** begin **
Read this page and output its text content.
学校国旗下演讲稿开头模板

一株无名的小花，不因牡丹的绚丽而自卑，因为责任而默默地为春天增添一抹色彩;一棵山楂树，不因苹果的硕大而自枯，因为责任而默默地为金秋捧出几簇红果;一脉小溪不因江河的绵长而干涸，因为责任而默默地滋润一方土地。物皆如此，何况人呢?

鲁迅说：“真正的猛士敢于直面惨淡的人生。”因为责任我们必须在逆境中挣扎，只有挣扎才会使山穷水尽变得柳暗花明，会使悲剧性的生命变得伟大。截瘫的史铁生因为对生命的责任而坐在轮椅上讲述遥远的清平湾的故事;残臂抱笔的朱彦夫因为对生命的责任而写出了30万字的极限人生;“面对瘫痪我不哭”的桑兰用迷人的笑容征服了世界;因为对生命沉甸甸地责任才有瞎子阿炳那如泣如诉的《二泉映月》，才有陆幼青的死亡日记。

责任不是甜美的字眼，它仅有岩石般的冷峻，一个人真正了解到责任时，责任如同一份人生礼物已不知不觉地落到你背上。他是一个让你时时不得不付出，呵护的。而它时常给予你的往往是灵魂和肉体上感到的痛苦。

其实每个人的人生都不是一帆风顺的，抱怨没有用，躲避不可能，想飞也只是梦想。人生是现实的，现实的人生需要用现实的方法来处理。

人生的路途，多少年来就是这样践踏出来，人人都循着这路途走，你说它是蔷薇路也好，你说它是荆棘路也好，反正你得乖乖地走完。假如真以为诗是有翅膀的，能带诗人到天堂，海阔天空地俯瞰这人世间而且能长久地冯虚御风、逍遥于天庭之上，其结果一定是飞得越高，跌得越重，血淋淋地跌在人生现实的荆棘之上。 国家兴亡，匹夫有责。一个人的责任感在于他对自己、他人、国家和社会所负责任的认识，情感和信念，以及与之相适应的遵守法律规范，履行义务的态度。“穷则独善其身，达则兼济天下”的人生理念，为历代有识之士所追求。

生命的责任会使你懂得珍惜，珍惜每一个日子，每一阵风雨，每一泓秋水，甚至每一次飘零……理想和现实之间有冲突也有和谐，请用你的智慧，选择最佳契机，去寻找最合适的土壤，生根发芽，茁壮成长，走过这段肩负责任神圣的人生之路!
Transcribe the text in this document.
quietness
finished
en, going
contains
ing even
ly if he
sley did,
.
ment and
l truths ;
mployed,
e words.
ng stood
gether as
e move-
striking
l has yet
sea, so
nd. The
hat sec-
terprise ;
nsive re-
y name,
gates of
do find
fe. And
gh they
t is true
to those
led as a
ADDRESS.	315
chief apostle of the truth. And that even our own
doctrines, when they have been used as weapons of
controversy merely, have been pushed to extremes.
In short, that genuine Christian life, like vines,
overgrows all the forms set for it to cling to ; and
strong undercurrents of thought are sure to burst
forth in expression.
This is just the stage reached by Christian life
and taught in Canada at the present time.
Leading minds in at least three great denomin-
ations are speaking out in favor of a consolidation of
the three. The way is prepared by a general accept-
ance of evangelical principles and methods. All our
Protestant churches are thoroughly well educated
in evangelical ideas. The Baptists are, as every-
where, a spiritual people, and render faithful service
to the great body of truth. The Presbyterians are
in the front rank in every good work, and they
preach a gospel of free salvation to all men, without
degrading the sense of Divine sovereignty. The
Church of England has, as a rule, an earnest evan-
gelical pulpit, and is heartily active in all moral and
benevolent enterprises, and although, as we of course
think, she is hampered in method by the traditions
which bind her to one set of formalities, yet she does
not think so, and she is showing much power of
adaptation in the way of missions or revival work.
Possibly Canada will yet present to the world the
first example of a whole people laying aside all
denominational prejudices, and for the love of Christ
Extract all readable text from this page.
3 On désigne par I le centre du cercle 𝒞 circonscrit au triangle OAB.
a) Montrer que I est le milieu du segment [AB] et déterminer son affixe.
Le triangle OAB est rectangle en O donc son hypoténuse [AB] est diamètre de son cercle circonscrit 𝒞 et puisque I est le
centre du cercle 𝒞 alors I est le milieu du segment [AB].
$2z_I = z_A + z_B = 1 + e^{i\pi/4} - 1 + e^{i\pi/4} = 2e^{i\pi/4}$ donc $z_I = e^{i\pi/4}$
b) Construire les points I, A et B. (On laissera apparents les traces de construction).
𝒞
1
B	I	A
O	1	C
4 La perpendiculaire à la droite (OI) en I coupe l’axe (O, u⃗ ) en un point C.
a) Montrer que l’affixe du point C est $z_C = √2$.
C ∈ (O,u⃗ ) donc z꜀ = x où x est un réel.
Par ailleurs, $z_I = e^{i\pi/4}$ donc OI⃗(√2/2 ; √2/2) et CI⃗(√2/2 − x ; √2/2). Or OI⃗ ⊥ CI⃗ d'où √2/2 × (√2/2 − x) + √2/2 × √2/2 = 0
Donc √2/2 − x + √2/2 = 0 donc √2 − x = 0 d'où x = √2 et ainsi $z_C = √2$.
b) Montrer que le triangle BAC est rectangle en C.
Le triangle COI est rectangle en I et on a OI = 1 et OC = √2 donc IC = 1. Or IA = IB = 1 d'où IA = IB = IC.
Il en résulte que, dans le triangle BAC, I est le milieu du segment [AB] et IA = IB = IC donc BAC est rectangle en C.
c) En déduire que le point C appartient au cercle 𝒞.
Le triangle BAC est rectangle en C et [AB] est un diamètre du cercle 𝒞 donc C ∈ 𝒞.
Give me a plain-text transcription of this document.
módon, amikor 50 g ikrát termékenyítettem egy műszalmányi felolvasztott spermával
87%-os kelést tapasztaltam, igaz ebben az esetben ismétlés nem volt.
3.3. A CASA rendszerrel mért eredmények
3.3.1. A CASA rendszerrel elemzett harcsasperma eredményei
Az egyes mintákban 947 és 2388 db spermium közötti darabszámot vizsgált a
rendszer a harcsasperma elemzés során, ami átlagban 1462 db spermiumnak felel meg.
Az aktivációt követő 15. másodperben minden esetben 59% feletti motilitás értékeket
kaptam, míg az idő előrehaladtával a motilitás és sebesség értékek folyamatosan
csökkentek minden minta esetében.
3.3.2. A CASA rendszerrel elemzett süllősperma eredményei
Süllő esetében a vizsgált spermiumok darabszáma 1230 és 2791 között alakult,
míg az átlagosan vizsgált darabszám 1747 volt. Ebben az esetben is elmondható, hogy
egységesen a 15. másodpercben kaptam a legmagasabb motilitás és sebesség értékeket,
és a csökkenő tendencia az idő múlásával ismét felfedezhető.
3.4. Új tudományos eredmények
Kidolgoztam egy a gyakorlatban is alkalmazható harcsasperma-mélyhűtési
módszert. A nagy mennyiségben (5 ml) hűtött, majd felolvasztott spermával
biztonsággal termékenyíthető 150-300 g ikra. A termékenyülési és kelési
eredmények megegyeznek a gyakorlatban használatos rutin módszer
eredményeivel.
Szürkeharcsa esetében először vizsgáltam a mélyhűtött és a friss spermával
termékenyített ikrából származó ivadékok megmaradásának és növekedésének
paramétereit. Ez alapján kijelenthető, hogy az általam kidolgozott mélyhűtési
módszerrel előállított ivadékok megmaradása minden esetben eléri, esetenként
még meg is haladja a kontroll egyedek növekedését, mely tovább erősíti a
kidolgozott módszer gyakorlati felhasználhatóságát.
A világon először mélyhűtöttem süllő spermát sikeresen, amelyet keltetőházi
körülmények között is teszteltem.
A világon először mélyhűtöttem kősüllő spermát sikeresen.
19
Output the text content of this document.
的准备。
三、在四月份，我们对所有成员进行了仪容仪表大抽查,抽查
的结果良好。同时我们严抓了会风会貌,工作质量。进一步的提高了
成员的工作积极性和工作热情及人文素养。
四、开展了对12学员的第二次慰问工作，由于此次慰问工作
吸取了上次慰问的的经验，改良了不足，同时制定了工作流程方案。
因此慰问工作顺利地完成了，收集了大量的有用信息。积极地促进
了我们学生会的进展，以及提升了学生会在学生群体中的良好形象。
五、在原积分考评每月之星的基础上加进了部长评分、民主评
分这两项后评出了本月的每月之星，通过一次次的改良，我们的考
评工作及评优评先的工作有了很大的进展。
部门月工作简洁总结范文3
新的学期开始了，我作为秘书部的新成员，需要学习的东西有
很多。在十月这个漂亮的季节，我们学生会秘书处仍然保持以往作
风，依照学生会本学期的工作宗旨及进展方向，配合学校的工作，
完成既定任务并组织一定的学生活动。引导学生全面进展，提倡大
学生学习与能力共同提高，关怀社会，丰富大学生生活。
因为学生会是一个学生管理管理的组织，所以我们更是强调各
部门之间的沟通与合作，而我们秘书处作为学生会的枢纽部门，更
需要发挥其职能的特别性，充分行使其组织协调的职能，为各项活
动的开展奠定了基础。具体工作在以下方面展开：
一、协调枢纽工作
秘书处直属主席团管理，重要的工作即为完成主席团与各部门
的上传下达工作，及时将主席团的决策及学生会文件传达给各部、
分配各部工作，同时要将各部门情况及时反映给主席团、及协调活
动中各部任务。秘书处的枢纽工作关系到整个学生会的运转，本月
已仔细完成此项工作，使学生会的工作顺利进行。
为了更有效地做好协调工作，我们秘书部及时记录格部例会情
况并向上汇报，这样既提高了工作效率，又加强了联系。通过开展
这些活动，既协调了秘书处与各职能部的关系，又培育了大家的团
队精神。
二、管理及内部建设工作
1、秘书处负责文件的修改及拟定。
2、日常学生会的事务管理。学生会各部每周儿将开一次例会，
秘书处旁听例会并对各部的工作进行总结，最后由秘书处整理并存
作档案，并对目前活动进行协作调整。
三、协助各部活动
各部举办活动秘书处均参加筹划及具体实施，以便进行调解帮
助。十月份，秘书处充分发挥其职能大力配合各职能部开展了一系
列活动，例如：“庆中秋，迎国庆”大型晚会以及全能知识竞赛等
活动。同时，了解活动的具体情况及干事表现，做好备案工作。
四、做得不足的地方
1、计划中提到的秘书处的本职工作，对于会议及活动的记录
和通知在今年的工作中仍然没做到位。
** end **
Exercise instructions:
Read through the entries and copy every line that includes "CASA".

Output of the task:
3.3. A CASA rendszerrel mért eredmények
3.3.1. A CASA rendszerrel elemzett harcsasperma eredményei
3.3.2. A CASA rendszerrel elemzett süllősperma eredményei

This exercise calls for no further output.